▶ _Page and application data records_:
=== Section Start ===
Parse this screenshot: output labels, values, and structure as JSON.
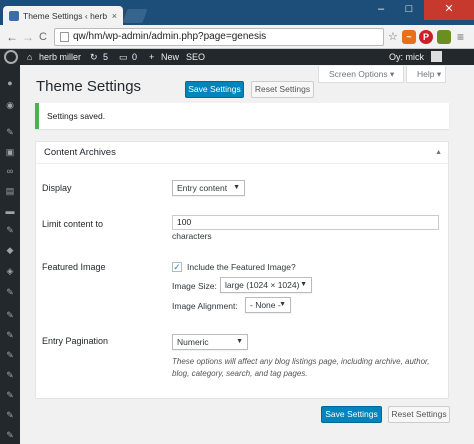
{
  "browser": {
    "tab_title": "Theme Settings ‹ herb miller",
    "tab_close": "×",
    "window_minimize": "–",
    "window_maximize": "□",
    "window_close": "✕",
    "back": "←",
    "forward": "→",
    "reload": "C",
    "url": "qw/hm/wp-admin/admin.php?page=genesis",
    "bookmark_star": "☆",
    "menu_glyph": "≡"
  },
  "adminbar": {
    "site_name": "herb miller",
    "updates_count": "5",
    "comments_count": "0",
    "new_label": "New",
    "seo_label": "SEO",
    "greeting": "Oy: mick"
  },
  "header": {
    "title": "Theme Settings",
    "save_label": "Save Settings",
    "reset_label": "Reset Settings",
    "screen_options_label": "Screen Options ▾",
    "help_label": "Help ▾"
  },
  "notice": {
    "message": "Settings saved."
  },
  "box": {
    "title": "Content Archives",
    "toggle": "▲",
    "display_label": "Display",
    "display_value": "Entry content",
    "limit_label": "Limit content to",
    "limit_value": "100",
    "limit_unit": "characters",
    "featured_label": "Featured Image",
    "include_image_label": "Include the Featured Image?",
    "include_image_checked": true,
    "image_size_label": "Image Size:",
    "image_size_value": "large (1024 × 1024)",
    "image_align_label": "Image Alignment:",
    "image_align_value": "- None -",
    "pagination_label": "Entry Pagination",
    "pagination_value": "Numeric",
    "pagination_description": "These options will affect any blog listings page, including archive, author, blog, category, search, and tag pages."
  },
  "footer": {
    "save_label": "Save Settings",
    "reset_label": "Reset Settings"
  },
  "colors": {
    "primary_button": "#0085ba",
    "notice_success": "#46b450",
    "adminbar_bg": "#23282d"
  }
}
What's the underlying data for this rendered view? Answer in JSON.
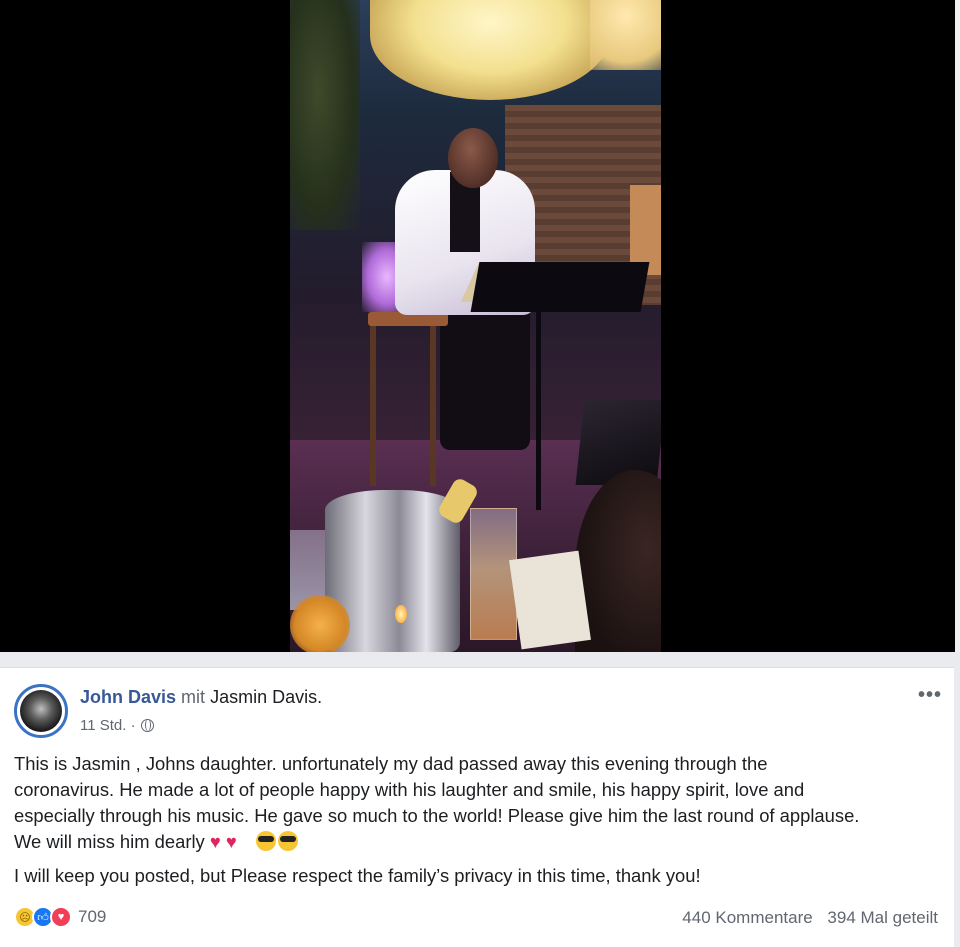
{
  "post": {
    "author": "John Davis",
    "with_word": "mit",
    "tagged": "Jasmin Davis.",
    "time": "11 Std. ·",
    "more_label": "•••",
    "paragraph1_line1": "This is Jasmin , Johns daughter.    unfortunately my dad passed away this evening through the",
    "paragraph1_line2": "coronavirus. He made a lot of people happy with his laughter and smile, his happy spirit, love and",
    "paragraph1_line3": "especially through his music. He gave so much to the world! Please give him the last round of applause.",
    "paragraph1_line4": "We will miss him dearly",
    "hearts": "♥ ♥",
    "paragraph2": "I will keep you posted, but Please respect the family’s privacy in this time, thank you!",
    "reaction_count": "709",
    "comments": "440 Kommentare",
    "shares": "394 Mal geteilt"
  },
  "icons": {
    "privacy": "globe-icon",
    "reactions": [
      "sad-reaction-icon",
      "like-reaction-icon",
      "love-reaction-icon"
    ],
    "menu": "more-options-icon"
  },
  "colors": {
    "author_link": "#385898",
    "like_blue": "#1877f2",
    "love_red": "#f33e58",
    "sad_yellow": "#f7c531"
  }
}
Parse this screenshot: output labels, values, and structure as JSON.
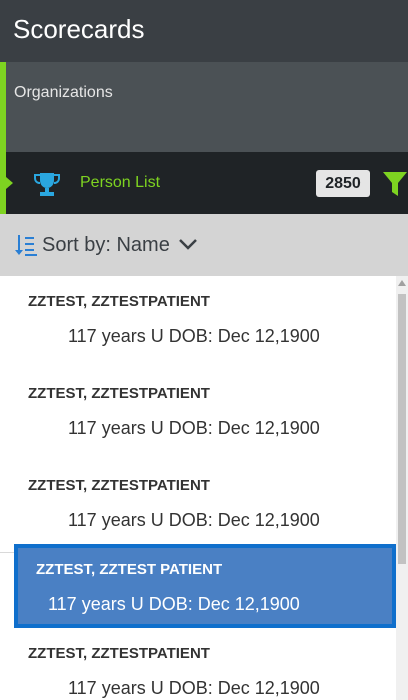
{
  "header": {
    "title": "Scorecards"
  },
  "sidebar": {
    "organizations_label": "Organizations"
  },
  "person_list": {
    "label": "Person List",
    "count": "2850",
    "accent_color": "#7ed321"
  },
  "sort": {
    "label": "Sort by: Name"
  },
  "patients": [
    {
      "name": "ZZTEST, ZZTESTPATIENT",
      "details": "117 years U DOB: Dec 12,1900"
    },
    {
      "name": "ZZTEST, ZZTESTPATIENT",
      "details": "117 years U DOB: Dec 12,1900"
    },
    {
      "name": "ZZTEST, ZZTESTPATIENT",
      "details": "117 years U DOB: Dec 12,1900"
    },
    {
      "name": "ZZTEST, ZZTEST PATIENT",
      "details": "117 years U DOB: Dec 12,1900"
    },
    {
      "name": "ZZTEST, ZZTESTPATIENT",
      "details": "117 years U DOB: Dec 12,1900"
    }
  ],
  "selected_index": 3,
  "colors": {
    "selected_bg": "#4a80c4",
    "selected_border": "#0f6fcc"
  }
}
=== Section End ===
▶ _Work request_:
Set down every record once more, word for word, without pictures.

▶ _Result below_:
Parse this screenshot: output labels, values, and structure as JSON.
{
  "browser": {
    "tab_title": "Theme Settings ‹ herb miller",
    "tab_close": "×",
    "window_minimize": "–",
    "window_maximize": "□",
    "window_close": "✕",
    "back": "←",
    "forward": "→",
    "reload": "C",
    "url": "qw/hm/wp-admin/admin.php?page=genesis",
    "bookmark_star": "☆",
    "menu_glyph": "≡"
  },
  "adminbar": {
    "site_name": "herb miller",
    "updates_count": "5",
    "comments_count": "0",
    "new_label": "New",
    "seo_label": "SEO",
    "greeting": "Oy: mick"
  },
  "header": {
    "title": "Theme Settings",
    "save_label": "Save Settings",
    "reset_label": "Reset Settings",
    "screen_options_label": "Screen Options ▾",
    "help_label": "Help ▾"
  },
  "notice": {
    "message": "Settings saved."
  },
  "box": {
    "title": "Content Archives",
    "toggle": "▲",
    "display_label": "Display",
    "display_value": "Entry content",
    "limit_label": "Limit content to",
    "limit_value": "100",
    "limit_unit": "characters",
    "featured_label": "Featured Image",
    "include_image_label": "Include the Featured Image?",
    "include_image_checked": true,
    "image_size_label": "Image Size:",
    "image_size_value": "large (1024 × 1024)",
    "image_align_label": "Image Alignment:",
    "image_align_value": "- None -",
    "pagination_label": "Entry Pagination",
    "pagination_value": "Numeric",
    "pagination_description": "These options will affect any blog listings page, including archive, author, blog, category, search, and tag pages."
  },
  "footer": {
    "save_label": "Save Settings",
    "reset_label": "Reset Settings"
  },
  "colors": {
    "primary_button": "#0085ba",
    "notice_success": "#46b450",
    "adminbar_bg": "#23282d"
  }
}
What's the underlying data for this rendered view? Answer in JSON.
{
  "post": {
    "author": "John Davis",
    "with_word": "mit",
    "tagged": "Jasmin Davis.",
    "time": "11 Std. ·",
    "more_label": "•••",
    "paragraph1_line1": "This is Jasmin , Johns daughter.    unfortunately my dad passed away this evening through the",
    "paragraph1_line2": "coronavirus. He made a lot of people happy with his laughter and smile, his happy spirit, love and",
    "paragraph1_line3": "especially through his music. He gave so much to the world! Please give him the last round of applause.",
    "paragraph1_line4": "We will miss him dearly",
    "hearts": "♥ ♥",
    "paragraph2": "I will keep you posted, but Please respect the family’s privacy in this time, thank you!",
    "reaction_count": "709",
    "comments": "440 Kommentare",
    "shares": "394 Mal geteilt"
  },
  "icons": {
    "privacy": "globe-icon",
    "reactions": [
      "sad-reaction-icon",
      "like-reaction-icon",
      "love-reaction-icon"
    ],
    "menu": "more-options-icon"
  },
  "colors": {
    "author_link": "#385898",
    "like_blue": "#1877f2",
    "love_red": "#f33e58",
    "sad_yellow": "#f7c531"
  }
}
Parse this screenshot: output labels, values, and structure as JSON.
{
  "header": {
    "title": "Scorecards"
  },
  "sidebar": {
    "organizations_label": "Organizations"
  },
  "person_list": {
    "label": "Person List",
    "count": "2850",
    "accent_color": "#7ed321"
  },
  "sort": {
    "label": "Sort by: Name"
  },
  "patients": [
    {
      "name": "ZZTEST, ZZTESTPATIENT",
      "details": "117 years U DOB: Dec 12,1900"
    },
    {
      "name": "ZZTEST, ZZTESTPATIENT",
      "details": "117 years U DOB: Dec 12,1900"
    },
    {
      "name": "ZZTEST, ZZTESTPATIENT",
      "details": "117 years U DOB: Dec 12,1900"
    },
    {
      "name": "ZZTEST, ZZTEST PATIENT",
      "details": "117 years U DOB: Dec 12,1900"
    },
    {
      "name": "ZZTEST, ZZTESTPATIENT",
      "details": "117 years U DOB: Dec 12,1900"
    }
  ],
  "selected_index": 3,
  "colors": {
    "selected_bg": "#4a80c4",
    "selected_border": "#0f6fcc"
  }
}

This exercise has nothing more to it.